Exercise requirements:
Below is some material; set it all down exactly, apart from the pictures.

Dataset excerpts
════════

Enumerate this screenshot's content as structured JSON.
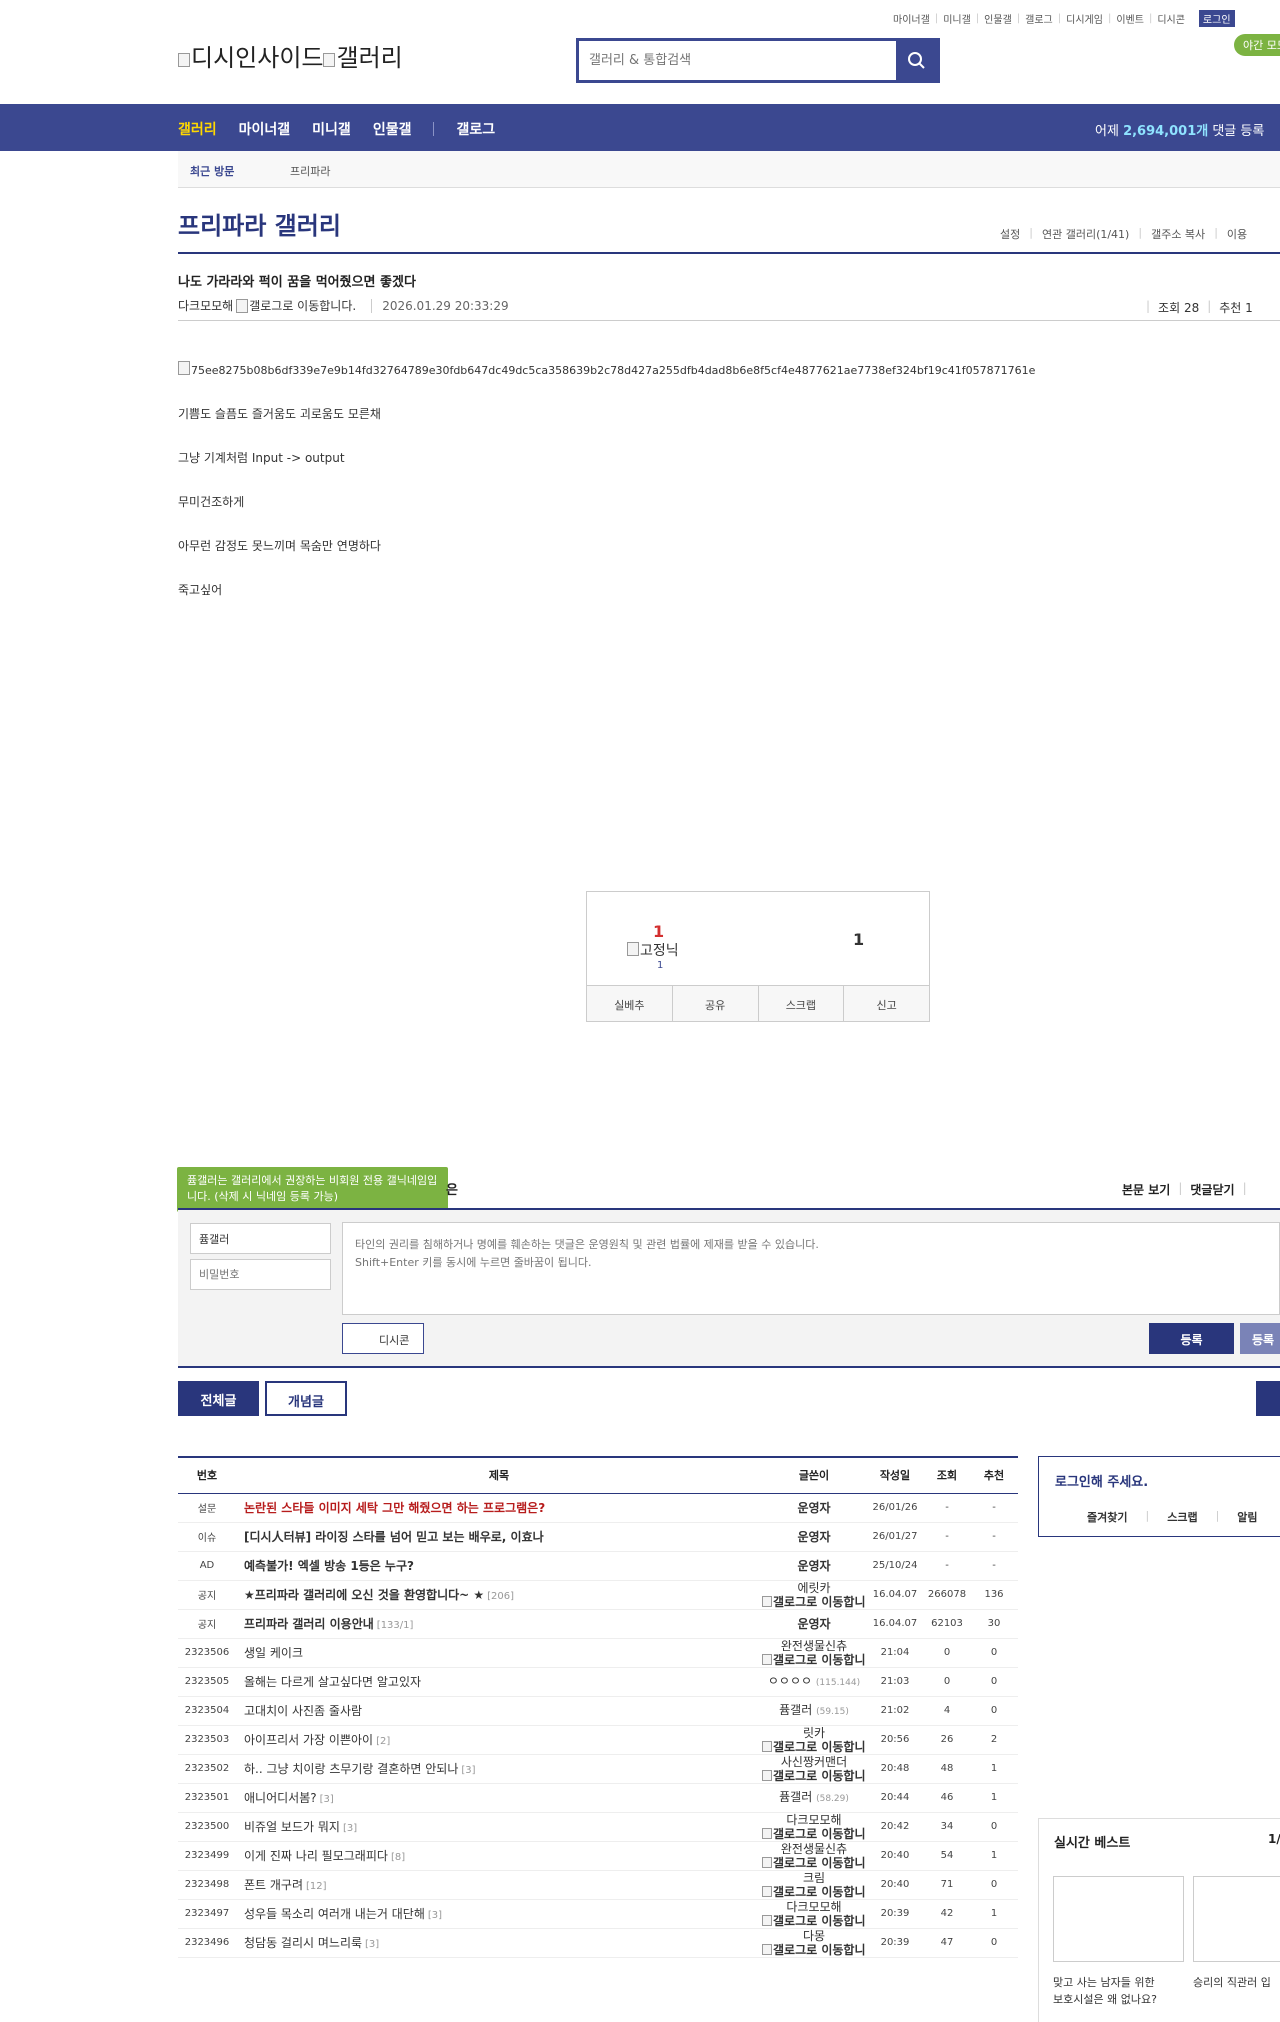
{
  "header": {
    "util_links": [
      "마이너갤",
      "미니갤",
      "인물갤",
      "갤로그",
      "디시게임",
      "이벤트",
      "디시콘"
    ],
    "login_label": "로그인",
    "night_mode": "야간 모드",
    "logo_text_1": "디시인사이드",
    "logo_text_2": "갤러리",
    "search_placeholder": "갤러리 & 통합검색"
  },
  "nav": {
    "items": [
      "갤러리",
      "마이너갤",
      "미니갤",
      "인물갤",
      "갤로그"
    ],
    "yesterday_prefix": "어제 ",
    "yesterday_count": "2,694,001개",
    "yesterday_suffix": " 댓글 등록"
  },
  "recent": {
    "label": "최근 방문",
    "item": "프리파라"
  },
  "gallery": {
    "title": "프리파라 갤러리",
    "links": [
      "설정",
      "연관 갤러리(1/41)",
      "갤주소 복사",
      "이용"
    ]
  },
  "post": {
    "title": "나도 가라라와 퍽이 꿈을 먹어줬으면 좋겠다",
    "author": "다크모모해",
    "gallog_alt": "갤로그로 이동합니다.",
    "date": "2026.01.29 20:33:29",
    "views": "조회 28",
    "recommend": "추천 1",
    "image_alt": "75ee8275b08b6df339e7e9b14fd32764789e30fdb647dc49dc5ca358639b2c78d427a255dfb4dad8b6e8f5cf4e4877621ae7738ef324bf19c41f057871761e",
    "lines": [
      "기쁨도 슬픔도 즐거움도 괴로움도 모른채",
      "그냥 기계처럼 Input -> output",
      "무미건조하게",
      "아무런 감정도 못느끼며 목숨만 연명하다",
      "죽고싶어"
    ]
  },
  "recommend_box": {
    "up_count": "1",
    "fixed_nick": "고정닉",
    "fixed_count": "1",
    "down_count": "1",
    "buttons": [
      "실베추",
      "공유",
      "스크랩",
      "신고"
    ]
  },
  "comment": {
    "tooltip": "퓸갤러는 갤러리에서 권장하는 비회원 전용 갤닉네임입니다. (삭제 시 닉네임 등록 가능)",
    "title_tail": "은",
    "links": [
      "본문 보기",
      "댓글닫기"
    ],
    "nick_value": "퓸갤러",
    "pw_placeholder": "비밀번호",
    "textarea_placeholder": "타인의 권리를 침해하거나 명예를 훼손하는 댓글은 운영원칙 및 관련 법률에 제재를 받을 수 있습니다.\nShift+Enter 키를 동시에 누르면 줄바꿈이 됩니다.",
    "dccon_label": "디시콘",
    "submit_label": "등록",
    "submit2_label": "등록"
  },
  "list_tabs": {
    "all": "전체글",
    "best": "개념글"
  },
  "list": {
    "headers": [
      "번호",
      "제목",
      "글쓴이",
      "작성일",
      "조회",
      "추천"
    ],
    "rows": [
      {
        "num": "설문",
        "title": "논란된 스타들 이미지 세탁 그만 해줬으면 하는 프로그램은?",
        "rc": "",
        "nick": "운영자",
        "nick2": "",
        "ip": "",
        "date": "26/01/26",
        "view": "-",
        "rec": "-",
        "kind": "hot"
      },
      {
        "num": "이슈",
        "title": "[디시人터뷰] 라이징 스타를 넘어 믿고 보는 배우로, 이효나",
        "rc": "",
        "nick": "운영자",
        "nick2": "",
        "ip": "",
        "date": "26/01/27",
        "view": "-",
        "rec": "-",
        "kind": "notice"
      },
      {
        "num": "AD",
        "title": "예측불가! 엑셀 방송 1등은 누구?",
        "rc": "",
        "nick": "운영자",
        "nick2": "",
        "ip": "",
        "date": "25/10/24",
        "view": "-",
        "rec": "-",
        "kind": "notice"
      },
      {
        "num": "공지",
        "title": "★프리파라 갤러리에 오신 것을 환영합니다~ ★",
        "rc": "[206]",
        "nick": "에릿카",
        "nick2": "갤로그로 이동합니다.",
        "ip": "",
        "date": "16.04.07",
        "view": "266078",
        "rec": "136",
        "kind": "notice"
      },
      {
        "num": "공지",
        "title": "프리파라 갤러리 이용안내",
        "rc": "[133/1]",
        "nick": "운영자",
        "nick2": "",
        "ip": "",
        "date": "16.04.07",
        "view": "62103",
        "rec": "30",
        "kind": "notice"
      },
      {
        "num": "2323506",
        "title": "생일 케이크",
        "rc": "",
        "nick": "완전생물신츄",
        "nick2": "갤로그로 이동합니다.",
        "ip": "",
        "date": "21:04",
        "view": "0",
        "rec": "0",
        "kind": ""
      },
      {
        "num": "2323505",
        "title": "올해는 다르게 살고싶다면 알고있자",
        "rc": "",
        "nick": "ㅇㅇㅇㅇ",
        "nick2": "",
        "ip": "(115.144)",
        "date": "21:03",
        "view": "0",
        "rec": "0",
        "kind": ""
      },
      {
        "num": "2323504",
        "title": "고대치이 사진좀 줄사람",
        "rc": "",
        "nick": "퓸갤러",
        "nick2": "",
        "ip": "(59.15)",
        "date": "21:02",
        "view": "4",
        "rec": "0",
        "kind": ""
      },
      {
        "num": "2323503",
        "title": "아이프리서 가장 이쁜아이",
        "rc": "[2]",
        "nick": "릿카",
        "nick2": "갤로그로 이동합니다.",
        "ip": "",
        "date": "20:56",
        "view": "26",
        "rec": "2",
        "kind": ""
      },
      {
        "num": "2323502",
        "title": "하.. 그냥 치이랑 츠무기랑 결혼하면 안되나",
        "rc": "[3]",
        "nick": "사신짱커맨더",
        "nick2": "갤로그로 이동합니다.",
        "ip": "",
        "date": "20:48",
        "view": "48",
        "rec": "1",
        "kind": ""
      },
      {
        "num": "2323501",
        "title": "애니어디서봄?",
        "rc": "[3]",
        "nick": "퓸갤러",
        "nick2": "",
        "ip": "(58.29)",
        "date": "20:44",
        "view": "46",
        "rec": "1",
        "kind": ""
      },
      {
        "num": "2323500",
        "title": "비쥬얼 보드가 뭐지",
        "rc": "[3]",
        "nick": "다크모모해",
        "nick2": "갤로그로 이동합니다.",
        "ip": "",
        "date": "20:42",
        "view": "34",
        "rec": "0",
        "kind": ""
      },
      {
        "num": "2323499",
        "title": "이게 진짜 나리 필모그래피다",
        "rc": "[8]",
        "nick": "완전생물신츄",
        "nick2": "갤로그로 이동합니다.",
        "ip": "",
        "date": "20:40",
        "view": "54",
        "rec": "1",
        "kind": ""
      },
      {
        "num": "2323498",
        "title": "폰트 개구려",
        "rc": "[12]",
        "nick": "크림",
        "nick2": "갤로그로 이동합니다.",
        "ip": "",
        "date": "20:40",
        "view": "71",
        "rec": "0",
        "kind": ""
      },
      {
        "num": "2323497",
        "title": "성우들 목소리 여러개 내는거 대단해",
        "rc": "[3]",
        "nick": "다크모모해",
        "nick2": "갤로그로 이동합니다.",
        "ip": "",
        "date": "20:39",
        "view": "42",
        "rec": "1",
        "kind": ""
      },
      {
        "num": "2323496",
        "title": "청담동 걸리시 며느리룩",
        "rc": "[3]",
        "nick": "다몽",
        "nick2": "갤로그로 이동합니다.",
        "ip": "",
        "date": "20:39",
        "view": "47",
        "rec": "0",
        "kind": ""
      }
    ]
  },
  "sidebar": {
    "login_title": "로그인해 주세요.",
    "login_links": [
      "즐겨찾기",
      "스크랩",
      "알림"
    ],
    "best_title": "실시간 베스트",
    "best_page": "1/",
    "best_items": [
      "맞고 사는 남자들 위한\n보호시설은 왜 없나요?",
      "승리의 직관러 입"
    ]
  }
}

════════

Expected answer:
Enumerate this screenshot's content as structured JSON.
{
  "header": {
    "util_links": [
      "마이너갤",
      "미니갤",
      "인물갤",
      "갤로그",
      "디시게임",
      "이벤트",
      "디시콘"
    ],
    "login_label": "로그인",
    "night_mode": "야간 모드",
    "logo_text_1": "디시인사이드",
    "logo_text_2": "갤러리",
    "search_placeholder": "갤러리 & 통합검색"
  },
  "nav": {
    "items": [
      "갤러리",
      "마이너갤",
      "미니갤",
      "인물갤",
      "갤로그"
    ],
    "yesterday_prefix": "어제 ",
    "yesterday_count": "2,694,001개",
    "yesterday_suffix": " 댓글 등록"
  },
  "recent": {
    "label": "최근 방문",
    "item": "프리파라"
  },
  "gallery": {
    "title": "프리파라 갤러리",
    "links": [
      "설정",
      "연관 갤러리(1/41)",
      "갤주소 복사",
      "이용"
    ]
  },
  "post": {
    "title": "나도 가라라와 퍽이 꿈을 먹어줬으면 좋겠다",
    "author": "다크모모해",
    "gallog_alt": "갤로그로 이동합니다.",
    "date": "2026.01.29 20:33:29",
    "views": "조회 28",
    "recommend": "추천 1",
    "image_alt": "75ee8275b08b6df339e7e9b14fd32764789e30fdb647dc49dc5ca358639b2c78d427a255dfb4dad8b6e8f5cf4e4877621ae7738ef324bf19c41f057871761e",
    "lines": [
      "기쁨도 슬픔도 즐거움도 괴로움도 모른채",
      "그냥 기계처럼 Input -> output",
      "무미건조하게",
      "아무런 감정도 못느끼며 목숨만 연명하다",
      "죽고싶어"
    ]
  },
  "recommend_box": {
    "up_count": "1",
    "fixed_nick": "고정닉",
    "fixed_count": "1",
    "down_count": "1",
    "buttons": [
      "실베추",
      "공유",
      "스크랩",
      "신고"
    ]
  },
  "comment": {
    "tooltip": "퓸갤러는 갤러리에서 권장하는 비회원 전용 갤닉네임입니다. (삭제 시 닉네임 등록 가능)",
    "title_tail": "은",
    "links": [
      "본문 보기",
      "댓글닫기"
    ],
    "nick_value": "퓸갤러",
    "pw_placeholder": "비밀번호",
    "textarea_placeholder": "타인의 권리를 침해하거나 명예를 훼손하는 댓글은 운영원칙 및 관련 법률에 제재를 받을 수 있습니다.\nShift+Enter 키를 동시에 누르면 줄바꿈이 됩니다.",
    "dccon_label": "디시콘",
    "submit_label": "등록",
    "submit2_label": "등록"
  },
  "list_tabs": {
    "all": "전체글",
    "best": "개념글"
  },
  "list": {
    "headers": [
      "번호",
      "제목",
      "글쓴이",
      "작성일",
      "조회",
      "추천"
    ],
    "rows": [
      {
        "num": "설문",
        "title": "논란된 스타들 이미지 세탁 그만 해줬으면 하는 프로그램은?",
        "rc": "",
        "nick": "운영자",
        "nick2": "",
        "ip": "",
        "date": "26/01/26",
        "view": "-",
        "rec": "-",
        "kind": "hot"
      },
      {
        "num": "이슈",
        "title": "[디시人터뷰] 라이징 스타를 넘어 믿고 보는 배우로, 이효나",
        "rc": "",
        "nick": "운영자",
        "nick2": "",
        "ip": "",
        "date": "26/01/27",
        "view": "-",
        "rec": "-",
        "kind": "notice"
      },
      {
        "num": "AD",
        "title": "예측불가! 엑셀 방송 1등은 누구?",
        "rc": "",
        "nick": "운영자",
        "nick2": "",
        "ip": "",
        "date": "25/10/24",
        "view": "-",
        "rec": "-",
        "kind": "notice"
      },
      {
        "num": "공지",
        "title": "★프리파라 갤러리에 오신 것을 환영합니다~ ★",
        "rc": "[206]",
        "nick": "에릿카",
        "nick2": "갤로그로 이동합니다.",
        "ip": "",
        "date": "16.04.07",
        "view": "266078",
        "rec": "136",
        "kind": "notice"
      },
      {
        "num": "공지",
        "title": "프리파라 갤러리 이용안내",
        "rc": "[133/1]",
        "nick": "운영자",
        "nick2": "",
        "ip": "",
        "date": "16.04.07",
        "view": "62103",
        "rec": "30",
        "kind": "notice"
      },
      {
        "num": "2323506",
        "title": "생일 케이크",
        "rc": "",
        "nick": "완전생물신츄",
        "nick2": "갤로그로 이동합니다.",
        "ip": "",
        "date": "21:04",
        "view": "0",
        "rec": "0",
        "kind": ""
      },
      {
        "num": "2323505",
        "title": "올해는 다르게 살고싶다면 알고있자",
        "rc": "",
        "nick": "ㅇㅇㅇㅇ",
        "nick2": "",
        "ip": "(115.144)",
        "date": "21:03",
        "view": "0",
        "rec": "0",
        "kind": ""
      },
      {
        "num": "2323504",
        "title": "고대치이 사진좀 줄사람",
        "rc": "",
        "nick": "퓸갤러",
        "nick2": "",
        "ip": "(59.15)",
        "date": "21:02",
        "view": "4",
        "rec": "0",
        "kind": ""
      },
      {
        "num": "2323503",
        "title": "아이프리서 가장 이쁜아이",
        "rc": "[2]",
        "nick": "릿카",
        "nick2": "갤로그로 이동합니다.",
        "ip": "",
        "date": "20:56",
        "view": "26",
        "rec": "2",
        "kind": ""
      },
      {
        "num": "2323502",
        "title": "하.. 그냥 치이랑 츠무기랑 결혼하면 안되나",
        "rc": "[3]",
        "nick": "사신짱커맨더",
        "nick2": "갤로그로 이동합니다.",
        "ip": "",
        "date": "20:48",
        "view": "48",
        "rec": "1",
        "kind": ""
      },
      {
        "num": "2323501",
        "title": "애니어디서봄?",
        "rc": "[3]",
        "nick": "퓸갤러",
        "nick2": "",
        "ip": "(58.29)",
        "date": "20:44",
        "view": "46",
        "rec": "1",
        "kind": ""
      },
      {
        "num": "2323500",
        "title": "비쥬얼 보드가 뭐지",
        "rc": "[3]",
        "nick": "다크모모해",
        "nick2": "갤로그로 이동합니다.",
        "ip": "",
        "date": "20:42",
        "view": "34",
        "rec": "0",
        "kind": ""
      },
      {
        "num": "2323499",
        "title": "이게 진짜 나리 필모그래피다",
        "rc": "[8]",
        "nick": "완전생물신츄",
        "nick2": "갤로그로 이동합니다.",
        "ip": "",
        "date": "20:40",
        "view": "54",
        "rec": "1",
        "kind": ""
      },
      {
        "num": "2323498",
        "title": "폰트 개구려",
        "rc": "[12]",
        "nick": "크림",
        "nick2": "갤로그로 이동합니다.",
        "ip": "",
        "date": "20:40",
        "view": "71",
        "rec": "0",
        "kind": ""
      },
      {
        "num": "2323497",
        "title": "성우들 목소리 여러개 내는거 대단해",
        "rc": "[3]",
        "nick": "다크모모해",
        "nick2": "갤로그로 이동합니다.",
        "ip": "",
        "date": "20:39",
        "view": "42",
        "rec": "1",
        "kind": ""
      },
      {
        "num": "2323496",
        "title": "청담동 걸리시 며느리룩",
        "rc": "[3]",
        "nick": "다몽",
        "nick2": "갤로그로 이동합니다.",
        "ip": "",
        "date": "20:39",
        "view": "47",
        "rec": "0",
        "kind": ""
      }
    ]
  },
  "sidebar": {
    "login_title": "로그인해 주세요.",
    "login_links": [
      "즐겨찾기",
      "스크랩",
      "알림"
    ],
    "best_title": "실시간 베스트",
    "best_page": "1/",
    "best_items": [
      "맞고 사는 남자들 위한\n보호시설은 왜 없나요?",
      "승리의 직관러 입"
    ]
  }
}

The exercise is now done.